For each line below that contains the string "Advanced", copy that line.
####
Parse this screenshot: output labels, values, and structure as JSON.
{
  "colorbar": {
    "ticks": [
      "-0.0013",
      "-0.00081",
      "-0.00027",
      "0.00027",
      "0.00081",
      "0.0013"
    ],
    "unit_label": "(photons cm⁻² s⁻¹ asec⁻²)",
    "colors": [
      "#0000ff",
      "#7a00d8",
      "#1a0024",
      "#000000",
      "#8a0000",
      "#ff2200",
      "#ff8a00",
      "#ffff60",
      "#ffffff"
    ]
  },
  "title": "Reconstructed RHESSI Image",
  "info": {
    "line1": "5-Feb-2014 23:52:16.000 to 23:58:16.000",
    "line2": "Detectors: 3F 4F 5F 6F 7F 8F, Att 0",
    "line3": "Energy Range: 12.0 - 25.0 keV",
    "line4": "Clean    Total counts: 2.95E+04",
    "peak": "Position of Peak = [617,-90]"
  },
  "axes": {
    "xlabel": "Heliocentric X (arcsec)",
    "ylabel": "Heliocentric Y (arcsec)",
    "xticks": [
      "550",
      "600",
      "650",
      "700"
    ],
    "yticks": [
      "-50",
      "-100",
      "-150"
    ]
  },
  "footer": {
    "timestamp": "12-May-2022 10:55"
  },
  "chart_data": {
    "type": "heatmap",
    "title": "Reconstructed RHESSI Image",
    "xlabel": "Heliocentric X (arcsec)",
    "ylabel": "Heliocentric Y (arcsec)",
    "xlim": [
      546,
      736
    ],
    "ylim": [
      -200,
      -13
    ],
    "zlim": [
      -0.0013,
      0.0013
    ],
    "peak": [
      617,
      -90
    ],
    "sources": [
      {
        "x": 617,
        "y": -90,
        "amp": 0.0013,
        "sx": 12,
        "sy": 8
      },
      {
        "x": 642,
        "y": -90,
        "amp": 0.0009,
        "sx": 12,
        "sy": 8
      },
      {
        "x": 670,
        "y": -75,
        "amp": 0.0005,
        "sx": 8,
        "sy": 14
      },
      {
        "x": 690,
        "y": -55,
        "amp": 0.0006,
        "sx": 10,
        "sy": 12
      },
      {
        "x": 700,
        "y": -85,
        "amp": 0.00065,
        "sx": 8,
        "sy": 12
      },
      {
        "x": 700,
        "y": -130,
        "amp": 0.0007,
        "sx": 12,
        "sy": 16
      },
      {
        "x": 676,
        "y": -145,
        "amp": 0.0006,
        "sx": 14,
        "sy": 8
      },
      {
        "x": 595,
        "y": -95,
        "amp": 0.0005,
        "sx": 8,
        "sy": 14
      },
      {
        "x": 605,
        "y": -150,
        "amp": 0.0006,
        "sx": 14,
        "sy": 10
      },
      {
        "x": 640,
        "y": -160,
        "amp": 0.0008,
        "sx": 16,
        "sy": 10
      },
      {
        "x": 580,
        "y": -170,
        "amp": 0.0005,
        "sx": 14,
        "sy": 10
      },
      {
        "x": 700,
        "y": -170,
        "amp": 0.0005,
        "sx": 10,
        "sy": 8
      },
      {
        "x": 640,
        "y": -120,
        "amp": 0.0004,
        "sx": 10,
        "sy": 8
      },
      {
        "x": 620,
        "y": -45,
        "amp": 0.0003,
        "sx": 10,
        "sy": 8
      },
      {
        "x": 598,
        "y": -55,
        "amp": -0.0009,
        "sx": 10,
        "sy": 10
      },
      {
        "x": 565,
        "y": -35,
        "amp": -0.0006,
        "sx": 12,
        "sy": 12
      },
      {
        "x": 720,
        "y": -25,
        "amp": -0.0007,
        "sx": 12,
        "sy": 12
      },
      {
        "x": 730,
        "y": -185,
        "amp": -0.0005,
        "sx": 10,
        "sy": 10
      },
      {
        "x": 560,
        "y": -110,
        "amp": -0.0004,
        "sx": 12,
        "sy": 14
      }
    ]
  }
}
####
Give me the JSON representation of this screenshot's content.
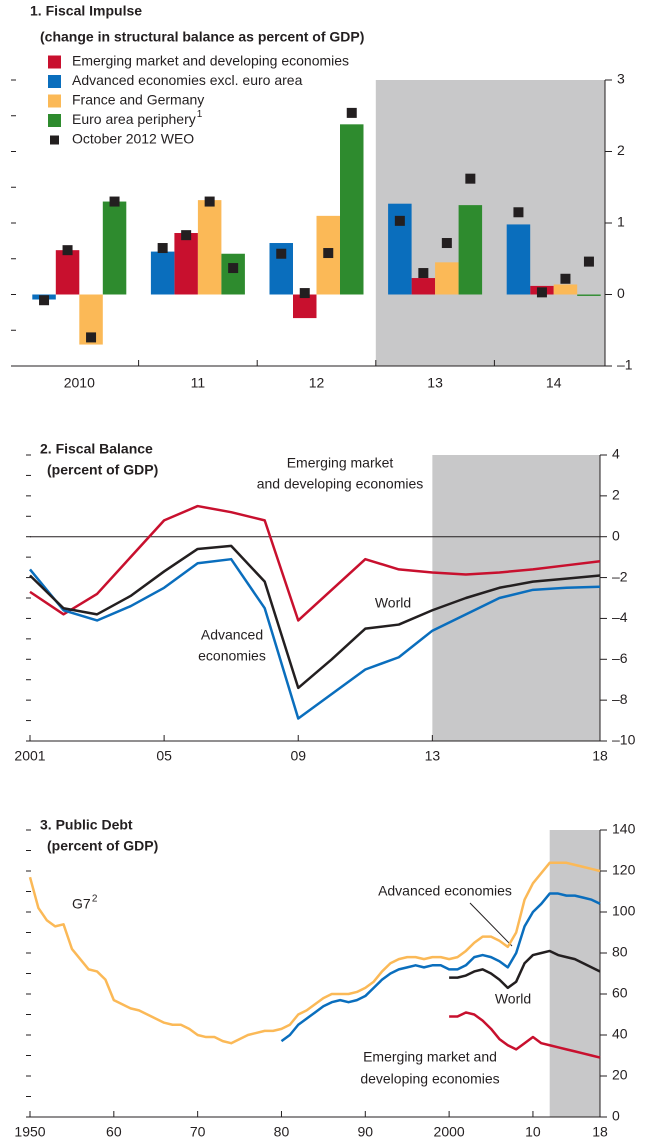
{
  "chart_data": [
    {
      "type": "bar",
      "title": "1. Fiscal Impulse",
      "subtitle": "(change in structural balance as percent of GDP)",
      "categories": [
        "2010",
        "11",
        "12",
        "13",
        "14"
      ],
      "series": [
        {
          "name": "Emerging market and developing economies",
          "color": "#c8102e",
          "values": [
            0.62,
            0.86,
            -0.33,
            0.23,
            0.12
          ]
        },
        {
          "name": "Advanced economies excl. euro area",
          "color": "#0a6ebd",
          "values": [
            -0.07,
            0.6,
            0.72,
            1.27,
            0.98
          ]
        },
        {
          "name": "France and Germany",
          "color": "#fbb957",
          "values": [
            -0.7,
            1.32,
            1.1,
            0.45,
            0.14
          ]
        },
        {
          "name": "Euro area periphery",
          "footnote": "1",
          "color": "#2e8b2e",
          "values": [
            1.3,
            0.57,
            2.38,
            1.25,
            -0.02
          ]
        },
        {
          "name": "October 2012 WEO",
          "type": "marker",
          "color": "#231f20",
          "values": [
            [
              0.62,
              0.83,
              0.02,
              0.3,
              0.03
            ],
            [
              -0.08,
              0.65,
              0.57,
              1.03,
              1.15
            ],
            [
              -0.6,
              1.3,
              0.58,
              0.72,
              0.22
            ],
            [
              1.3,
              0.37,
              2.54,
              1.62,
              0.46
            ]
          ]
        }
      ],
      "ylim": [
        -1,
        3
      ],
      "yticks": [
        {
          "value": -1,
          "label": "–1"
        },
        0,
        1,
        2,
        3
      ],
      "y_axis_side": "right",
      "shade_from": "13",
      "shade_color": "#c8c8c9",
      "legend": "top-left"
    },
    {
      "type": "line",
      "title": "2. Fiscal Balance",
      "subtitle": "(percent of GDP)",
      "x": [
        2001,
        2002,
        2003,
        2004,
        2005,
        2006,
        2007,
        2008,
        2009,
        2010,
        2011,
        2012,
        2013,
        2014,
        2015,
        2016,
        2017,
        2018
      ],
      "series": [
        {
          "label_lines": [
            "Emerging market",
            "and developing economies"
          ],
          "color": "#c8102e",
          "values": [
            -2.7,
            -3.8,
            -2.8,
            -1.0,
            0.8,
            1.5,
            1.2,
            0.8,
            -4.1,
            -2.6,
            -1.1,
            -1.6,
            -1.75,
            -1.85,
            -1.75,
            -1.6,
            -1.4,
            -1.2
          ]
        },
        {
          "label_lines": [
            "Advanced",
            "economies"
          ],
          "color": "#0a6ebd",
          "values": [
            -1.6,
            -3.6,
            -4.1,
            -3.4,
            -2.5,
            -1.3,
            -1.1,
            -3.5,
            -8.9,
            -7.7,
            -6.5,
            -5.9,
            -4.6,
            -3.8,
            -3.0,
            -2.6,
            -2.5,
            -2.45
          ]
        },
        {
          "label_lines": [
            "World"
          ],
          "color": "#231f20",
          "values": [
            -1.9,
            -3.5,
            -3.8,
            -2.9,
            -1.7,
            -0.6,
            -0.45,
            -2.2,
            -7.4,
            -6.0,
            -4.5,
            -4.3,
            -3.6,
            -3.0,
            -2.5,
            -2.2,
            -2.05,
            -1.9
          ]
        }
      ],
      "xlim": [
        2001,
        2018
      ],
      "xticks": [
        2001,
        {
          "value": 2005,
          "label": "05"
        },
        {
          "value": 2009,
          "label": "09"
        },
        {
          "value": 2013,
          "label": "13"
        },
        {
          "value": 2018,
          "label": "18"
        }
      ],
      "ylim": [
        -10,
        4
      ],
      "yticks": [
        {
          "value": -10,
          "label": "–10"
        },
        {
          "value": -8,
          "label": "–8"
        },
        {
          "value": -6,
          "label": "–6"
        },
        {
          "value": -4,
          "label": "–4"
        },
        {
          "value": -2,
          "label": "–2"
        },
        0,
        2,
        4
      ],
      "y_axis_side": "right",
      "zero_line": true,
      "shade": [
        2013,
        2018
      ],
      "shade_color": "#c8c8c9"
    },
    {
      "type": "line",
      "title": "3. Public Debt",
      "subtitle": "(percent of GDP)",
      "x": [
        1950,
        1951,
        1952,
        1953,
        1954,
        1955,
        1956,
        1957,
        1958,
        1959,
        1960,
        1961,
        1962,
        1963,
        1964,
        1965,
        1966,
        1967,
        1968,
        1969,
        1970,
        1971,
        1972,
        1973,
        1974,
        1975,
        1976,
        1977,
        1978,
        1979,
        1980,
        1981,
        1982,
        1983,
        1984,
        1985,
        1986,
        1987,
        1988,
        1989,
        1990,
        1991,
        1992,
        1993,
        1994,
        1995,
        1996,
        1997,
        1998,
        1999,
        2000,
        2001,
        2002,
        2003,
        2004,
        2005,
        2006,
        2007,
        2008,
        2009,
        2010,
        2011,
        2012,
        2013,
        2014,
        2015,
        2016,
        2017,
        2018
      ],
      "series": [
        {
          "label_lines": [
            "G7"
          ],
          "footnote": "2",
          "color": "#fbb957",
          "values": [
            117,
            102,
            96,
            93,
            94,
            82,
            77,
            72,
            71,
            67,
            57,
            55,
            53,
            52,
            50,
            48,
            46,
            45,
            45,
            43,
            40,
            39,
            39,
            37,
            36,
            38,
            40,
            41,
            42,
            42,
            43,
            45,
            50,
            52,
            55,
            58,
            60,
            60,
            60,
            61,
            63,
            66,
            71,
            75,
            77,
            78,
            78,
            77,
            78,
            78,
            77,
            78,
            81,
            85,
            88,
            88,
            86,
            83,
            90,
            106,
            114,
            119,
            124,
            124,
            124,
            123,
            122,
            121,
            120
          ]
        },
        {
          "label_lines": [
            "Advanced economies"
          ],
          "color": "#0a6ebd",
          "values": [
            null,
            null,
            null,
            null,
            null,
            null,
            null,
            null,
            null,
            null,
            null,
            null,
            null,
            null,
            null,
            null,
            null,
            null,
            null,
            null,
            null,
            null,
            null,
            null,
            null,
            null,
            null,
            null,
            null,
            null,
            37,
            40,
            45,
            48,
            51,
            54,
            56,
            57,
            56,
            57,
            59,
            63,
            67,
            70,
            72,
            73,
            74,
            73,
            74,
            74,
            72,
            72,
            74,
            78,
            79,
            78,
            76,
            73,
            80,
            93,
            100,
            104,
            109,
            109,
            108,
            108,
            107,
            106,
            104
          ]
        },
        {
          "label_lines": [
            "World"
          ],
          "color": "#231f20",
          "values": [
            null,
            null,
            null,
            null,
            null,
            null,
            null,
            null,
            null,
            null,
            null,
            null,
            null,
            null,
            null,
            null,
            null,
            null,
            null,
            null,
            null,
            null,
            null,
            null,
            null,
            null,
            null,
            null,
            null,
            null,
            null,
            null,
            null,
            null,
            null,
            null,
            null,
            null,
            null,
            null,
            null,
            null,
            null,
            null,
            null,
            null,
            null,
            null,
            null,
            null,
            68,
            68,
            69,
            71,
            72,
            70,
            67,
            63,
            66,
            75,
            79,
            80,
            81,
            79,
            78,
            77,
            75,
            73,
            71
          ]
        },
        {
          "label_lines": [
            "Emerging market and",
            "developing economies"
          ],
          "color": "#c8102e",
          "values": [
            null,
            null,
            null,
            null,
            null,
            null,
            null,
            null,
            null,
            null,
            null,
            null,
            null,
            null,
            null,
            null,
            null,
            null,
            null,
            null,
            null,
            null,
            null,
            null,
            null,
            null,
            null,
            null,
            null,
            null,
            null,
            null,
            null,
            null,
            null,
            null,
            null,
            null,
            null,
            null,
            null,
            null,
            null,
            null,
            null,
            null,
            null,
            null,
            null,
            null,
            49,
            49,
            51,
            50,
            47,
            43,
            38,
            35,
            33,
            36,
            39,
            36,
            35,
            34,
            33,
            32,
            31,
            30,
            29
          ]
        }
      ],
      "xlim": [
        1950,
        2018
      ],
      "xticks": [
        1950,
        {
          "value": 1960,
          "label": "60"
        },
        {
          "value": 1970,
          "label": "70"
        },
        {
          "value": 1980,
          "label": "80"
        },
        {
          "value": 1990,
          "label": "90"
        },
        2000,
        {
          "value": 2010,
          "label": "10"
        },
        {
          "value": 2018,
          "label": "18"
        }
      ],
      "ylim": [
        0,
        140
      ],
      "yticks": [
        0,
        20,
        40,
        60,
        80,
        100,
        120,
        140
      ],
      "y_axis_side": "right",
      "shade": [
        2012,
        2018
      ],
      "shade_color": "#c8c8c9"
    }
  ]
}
####
» **Response to the exercise**
          "name": "Advanced economies excl. euro area",
            "Advanced",
            "Advanced economies"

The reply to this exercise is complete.